Source data
= = = = =

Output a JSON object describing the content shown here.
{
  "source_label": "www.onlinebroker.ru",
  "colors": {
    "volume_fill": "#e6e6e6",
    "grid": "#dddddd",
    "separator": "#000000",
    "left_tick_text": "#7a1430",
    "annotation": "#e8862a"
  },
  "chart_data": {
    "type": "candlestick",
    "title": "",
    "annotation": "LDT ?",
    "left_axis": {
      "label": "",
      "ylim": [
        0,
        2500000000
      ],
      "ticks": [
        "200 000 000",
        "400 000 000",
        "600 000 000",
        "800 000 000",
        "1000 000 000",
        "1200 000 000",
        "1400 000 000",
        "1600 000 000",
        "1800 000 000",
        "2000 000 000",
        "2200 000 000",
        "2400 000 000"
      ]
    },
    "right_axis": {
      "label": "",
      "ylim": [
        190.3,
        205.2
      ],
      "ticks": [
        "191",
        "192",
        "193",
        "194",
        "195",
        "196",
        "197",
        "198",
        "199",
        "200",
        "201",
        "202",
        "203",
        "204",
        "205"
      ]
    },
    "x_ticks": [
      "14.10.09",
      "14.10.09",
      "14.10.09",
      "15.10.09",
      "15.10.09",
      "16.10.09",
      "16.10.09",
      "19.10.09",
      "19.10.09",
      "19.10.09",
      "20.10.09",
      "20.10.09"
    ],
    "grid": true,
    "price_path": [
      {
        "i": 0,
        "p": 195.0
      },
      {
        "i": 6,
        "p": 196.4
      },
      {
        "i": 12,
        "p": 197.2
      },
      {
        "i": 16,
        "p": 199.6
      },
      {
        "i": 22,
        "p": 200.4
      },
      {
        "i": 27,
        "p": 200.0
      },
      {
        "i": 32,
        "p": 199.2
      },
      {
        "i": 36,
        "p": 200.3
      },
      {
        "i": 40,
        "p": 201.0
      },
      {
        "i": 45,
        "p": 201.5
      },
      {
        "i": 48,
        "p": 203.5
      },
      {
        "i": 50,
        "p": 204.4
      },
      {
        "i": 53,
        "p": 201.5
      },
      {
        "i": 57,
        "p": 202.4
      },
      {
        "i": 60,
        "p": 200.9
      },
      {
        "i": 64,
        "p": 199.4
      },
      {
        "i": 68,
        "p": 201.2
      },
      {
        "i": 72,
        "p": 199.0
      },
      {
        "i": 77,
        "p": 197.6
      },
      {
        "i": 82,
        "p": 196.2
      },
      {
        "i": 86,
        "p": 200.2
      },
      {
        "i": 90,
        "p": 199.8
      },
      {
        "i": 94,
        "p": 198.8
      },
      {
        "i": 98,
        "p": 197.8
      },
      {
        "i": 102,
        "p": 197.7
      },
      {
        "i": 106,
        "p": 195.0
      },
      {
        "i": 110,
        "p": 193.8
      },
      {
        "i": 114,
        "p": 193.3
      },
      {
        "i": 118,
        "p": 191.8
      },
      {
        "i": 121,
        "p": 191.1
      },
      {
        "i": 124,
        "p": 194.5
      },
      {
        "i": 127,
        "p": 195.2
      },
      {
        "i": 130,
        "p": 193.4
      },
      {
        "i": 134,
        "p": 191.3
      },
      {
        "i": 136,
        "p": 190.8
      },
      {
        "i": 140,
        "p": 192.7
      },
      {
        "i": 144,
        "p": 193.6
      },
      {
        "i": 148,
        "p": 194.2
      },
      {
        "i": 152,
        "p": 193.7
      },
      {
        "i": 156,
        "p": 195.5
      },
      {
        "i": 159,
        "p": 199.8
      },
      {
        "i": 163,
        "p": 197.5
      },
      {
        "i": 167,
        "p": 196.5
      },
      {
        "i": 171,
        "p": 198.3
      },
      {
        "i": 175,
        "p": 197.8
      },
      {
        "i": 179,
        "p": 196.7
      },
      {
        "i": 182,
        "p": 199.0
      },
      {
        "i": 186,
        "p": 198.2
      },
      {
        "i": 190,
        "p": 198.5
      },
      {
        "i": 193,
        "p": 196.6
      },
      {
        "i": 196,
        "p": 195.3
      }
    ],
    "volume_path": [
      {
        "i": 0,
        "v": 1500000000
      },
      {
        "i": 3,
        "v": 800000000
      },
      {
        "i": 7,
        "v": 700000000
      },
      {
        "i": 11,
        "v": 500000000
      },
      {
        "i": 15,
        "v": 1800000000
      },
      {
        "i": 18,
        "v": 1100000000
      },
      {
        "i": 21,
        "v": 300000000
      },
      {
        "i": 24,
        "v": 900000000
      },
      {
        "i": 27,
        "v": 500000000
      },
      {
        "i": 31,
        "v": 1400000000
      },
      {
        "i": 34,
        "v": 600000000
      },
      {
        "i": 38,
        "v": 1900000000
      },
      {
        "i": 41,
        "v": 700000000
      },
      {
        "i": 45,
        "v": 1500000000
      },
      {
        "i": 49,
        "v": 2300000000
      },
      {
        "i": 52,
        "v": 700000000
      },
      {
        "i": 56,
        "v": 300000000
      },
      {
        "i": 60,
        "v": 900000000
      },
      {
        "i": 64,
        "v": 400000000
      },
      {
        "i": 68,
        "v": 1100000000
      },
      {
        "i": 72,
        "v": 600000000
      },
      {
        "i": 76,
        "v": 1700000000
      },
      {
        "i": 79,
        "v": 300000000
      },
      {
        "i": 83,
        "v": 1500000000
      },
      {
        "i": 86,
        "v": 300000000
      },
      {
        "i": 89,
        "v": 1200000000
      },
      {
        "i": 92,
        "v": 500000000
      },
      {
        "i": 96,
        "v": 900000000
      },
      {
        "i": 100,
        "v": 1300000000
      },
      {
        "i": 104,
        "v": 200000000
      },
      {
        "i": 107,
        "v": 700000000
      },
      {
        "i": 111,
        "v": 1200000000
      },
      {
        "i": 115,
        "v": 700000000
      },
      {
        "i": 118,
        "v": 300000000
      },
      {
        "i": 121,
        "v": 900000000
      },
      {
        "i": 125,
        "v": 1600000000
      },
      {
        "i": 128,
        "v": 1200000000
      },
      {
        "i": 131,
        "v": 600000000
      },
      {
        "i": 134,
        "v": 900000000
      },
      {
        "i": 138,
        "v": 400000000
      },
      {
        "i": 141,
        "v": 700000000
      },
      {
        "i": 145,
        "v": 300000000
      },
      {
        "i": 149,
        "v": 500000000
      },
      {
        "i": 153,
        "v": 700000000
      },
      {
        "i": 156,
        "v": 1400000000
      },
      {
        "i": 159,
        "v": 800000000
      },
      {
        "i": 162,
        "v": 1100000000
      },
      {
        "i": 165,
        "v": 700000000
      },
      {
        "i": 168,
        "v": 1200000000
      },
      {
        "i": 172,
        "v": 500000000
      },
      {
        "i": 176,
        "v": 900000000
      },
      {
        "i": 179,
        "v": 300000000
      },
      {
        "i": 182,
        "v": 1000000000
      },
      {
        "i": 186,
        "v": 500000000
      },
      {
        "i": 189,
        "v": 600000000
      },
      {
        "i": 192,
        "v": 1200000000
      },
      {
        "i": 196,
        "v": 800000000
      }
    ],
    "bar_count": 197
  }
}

= = = = =

__Work to complete__. Set down the listing in full, keeping every word exactly as it is.

__Task output__.
Output a JSON object describing the content shown here.
{
  "source_label": "www.onlinebroker.ru",
  "colors": {
    "volume_fill": "#e6e6e6",
    "grid": "#dddddd",
    "separator": "#000000",
    "left_tick_text": "#7a1430",
    "annotation": "#e8862a"
  },
  "chart_data": {
    "type": "candlestick",
    "title": "",
    "annotation": "LDT ?",
    "left_axis": {
      "label": "",
      "ylim": [
        0,
        2500000000
      ],
      "ticks": [
        "200 000 000",
        "400 000 000",
        "600 000 000",
        "800 000 000",
        "1000 000 000",
        "1200 000 000",
        "1400 000 000",
        "1600 000 000",
        "1800 000 000",
        "2000 000 000",
        "2200 000 000",
        "2400 000 000"
      ]
    },
    "right_axis": {
      "label": "",
      "ylim": [
        190.3,
        205.2
      ],
      "ticks": [
        "191",
        "192",
        "193",
        "194",
        "195",
        "196",
        "197",
        "198",
        "199",
        "200",
        "201",
        "202",
        "203",
        "204",
        "205"
      ]
    },
    "x_ticks": [
      "14.10.09",
      "14.10.09",
      "14.10.09",
      "15.10.09",
      "15.10.09",
      "16.10.09",
      "16.10.09",
      "19.10.09",
      "19.10.09",
      "19.10.09",
      "20.10.09",
      "20.10.09"
    ],
    "grid": true,
    "price_path": [
      {
        "i": 0,
        "p": 195.0
      },
      {
        "i": 6,
        "p": 196.4
      },
      {
        "i": 12,
        "p": 197.2
      },
      {
        "i": 16,
        "p": 199.6
      },
      {
        "i": 22,
        "p": 200.4
      },
      {
        "i": 27,
        "p": 200.0
      },
      {
        "i": 32,
        "p": 199.2
      },
      {
        "i": 36,
        "p": 200.3
      },
      {
        "i": 40,
        "p": 201.0
      },
      {
        "i": 45,
        "p": 201.5
      },
      {
        "i": 48,
        "p": 203.5
      },
      {
        "i": 50,
        "p": 204.4
      },
      {
        "i": 53,
        "p": 201.5
      },
      {
        "i": 57,
        "p": 202.4
      },
      {
        "i": 60,
        "p": 200.9
      },
      {
        "i": 64,
        "p": 199.4
      },
      {
        "i": 68,
        "p": 201.2
      },
      {
        "i": 72,
        "p": 199.0
      },
      {
        "i": 77,
        "p": 197.6
      },
      {
        "i": 82,
        "p": 196.2
      },
      {
        "i": 86,
        "p": 200.2
      },
      {
        "i": 90,
        "p": 199.8
      },
      {
        "i": 94,
        "p": 198.8
      },
      {
        "i": 98,
        "p": 197.8
      },
      {
        "i": 102,
        "p": 197.7
      },
      {
        "i": 106,
        "p": 195.0
      },
      {
        "i": 110,
        "p": 193.8
      },
      {
        "i": 114,
        "p": 193.3
      },
      {
        "i": 118,
        "p": 191.8
      },
      {
        "i": 121,
        "p": 191.1
      },
      {
        "i": 124,
        "p": 194.5
      },
      {
        "i": 127,
        "p": 195.2
      },
      {
        "i": 130,
        "p": 193.4
      },
      {
        "i": 134,
        "p": 191.3
      },
      {
        "i": 136,
        "p": 190.8
      },
      {
        "i": 140,
        "p": 192.7
      },
      {
        "i": 144,
        "p": 193.6
      },
      {
        "i": 148,
        "p": 194.2
      },
      {
        "i": 152,
        "p": 193.7
      },
      {
        "i": 156,
        "p": 195.5
      },
      {
        "i": 159,
        "p": 199.8
      },
      {
        "i": 163,
        "p": 197.5
      },
      {
        "i": 167,
        "p": 196.5
      },
      {
        "i": 171,
        "p": 198.3
      },
      {
        "i": 175,
        "p": 197.8
      },
      {
        "i": 179,
        "p": 196.7
      },
      {
        "i": 182,
        "p": 199.0
      },
      {
        "i": 186,
        "p": 198.2
      },
      {
        "i": 190,
        "p": 198.5
      },
      {
        "i": 193,
        "p": 196.6
      },
      {
        "i": 196,
        "p": 195.3
      }
    ],
    "volume_path": [
      {
        "i": 0,
        "v": 1500000000
      },
      {
        "i": 3,
        "v": 800000000
      },
      {
        "i": 7,
        "v": 700000000
      },
      {
        "i": 11,
        "v": 500000000
      },
      {
        "i": 15,
        "v": 1800000000
      },
      {
        "i": 18,
        "v": 1100000000
      },
      {
        "i": 21,
        "v": 300000000
      },
      {
        "i": 24,
        "v": 900000000
      },
      {
        "i": 27,
        "v": 500000000
      },
      {
        "i": 31,
        "v": 1400000000
      },
      {
        "i": 34,
        "v": 600000000
      },
      {
        "i": 38,
        "v": 1900000000
      },
      {
        "i": 41,
        "v": 700000000
      },
      {
        "i": 45,
        "v": 1500000000
      },
      {
        "i": 49,
        "v": 2300000000
      },
      {
        "i": 52,
        "v": 700000000
      },
      {
        "i": 56,
        "v": 300000000
      },
      {
        "i": 60,
        "v": 900000000
      },
      {
        "i": 64,
        "v": 400000000
      },
      {
        "i": 68,
        "v": 1100000000
      },
      {
        "i": 72,
        "v": 600000000
      },
      {
        "i": 76,
        "v": 1700000000
      },
      {
        "i": 79,
        "v": 300000000
      },
      {
        "i": 83,
        "v": 1500000000
      },
      {
        "i": 86,
        "v": 300000000
      },
      {
        "i": 89,
        "v": 1200000000
      },
      {
        "i": 92,
        "v": 500000000
      },
      {
        "i": 96,
        "v": 900000000
      },
      {
        "i": 100,
        "v": 1300000000
      },
      {
        "i": 104,
        "v": 200000000
      },
      {
        "i": 107,
        "v": 700000000
      },
      {
        "i": 111,
        "v": 1200000000
      },
      {
        "i": 115,
        "v": 700000000
      },
      {
        "i": 118,
        "v": 300000000
      },
      {
        "i": 121,
        "v": 900000000
      },
      {
        "i": 125,
        "v": 1600000000
      },
      {
        "i": 128,
        "v": 1200000000
      },
      {
        "i": 131,
        "v": 600000000
      },
      {
        "i": 134,
        "v": 900000000
      },
      {
        "i": 138,
        "v": 400000000
      },
      {
        "i": 141,
        "v": 700000000
      },
      {
        "i": 145,
        "v": 300000000
      },
      {
        "i": 149,
        "v": 500000000
      },
      {
        "i": 153,
        "v": 700000000
      },
      {
        "i": 156,
        "v": 1400000000
      },
      {
        "i": 159,
        "v": 800000000
      },
      {
        "i": 162,
        "v": 1100000000
      },
      {
        "i": 165,
        "v": 700000000
      },
      {
        "i": 168,
        "v": 1200000000
      },
      {
        "i": 172,
        "v": 500000000
      },
      {
        "i": 176,
        "v": 900000000
      },
      {
        "i": 179,
        "v": 300000000
      },
      {
        "i": 182,
        "v": 1000000000
      },
      {
        "i": 186,
        "v": 500000000
      },
      {
        "i": 189,
        "v": 600000000
      },
      {
        "i": 192,
        "v": 1200000000
      },
      {
        "i": 196,
        "v": 800000000
      }
    ],
    "bar_count": 197
  }
}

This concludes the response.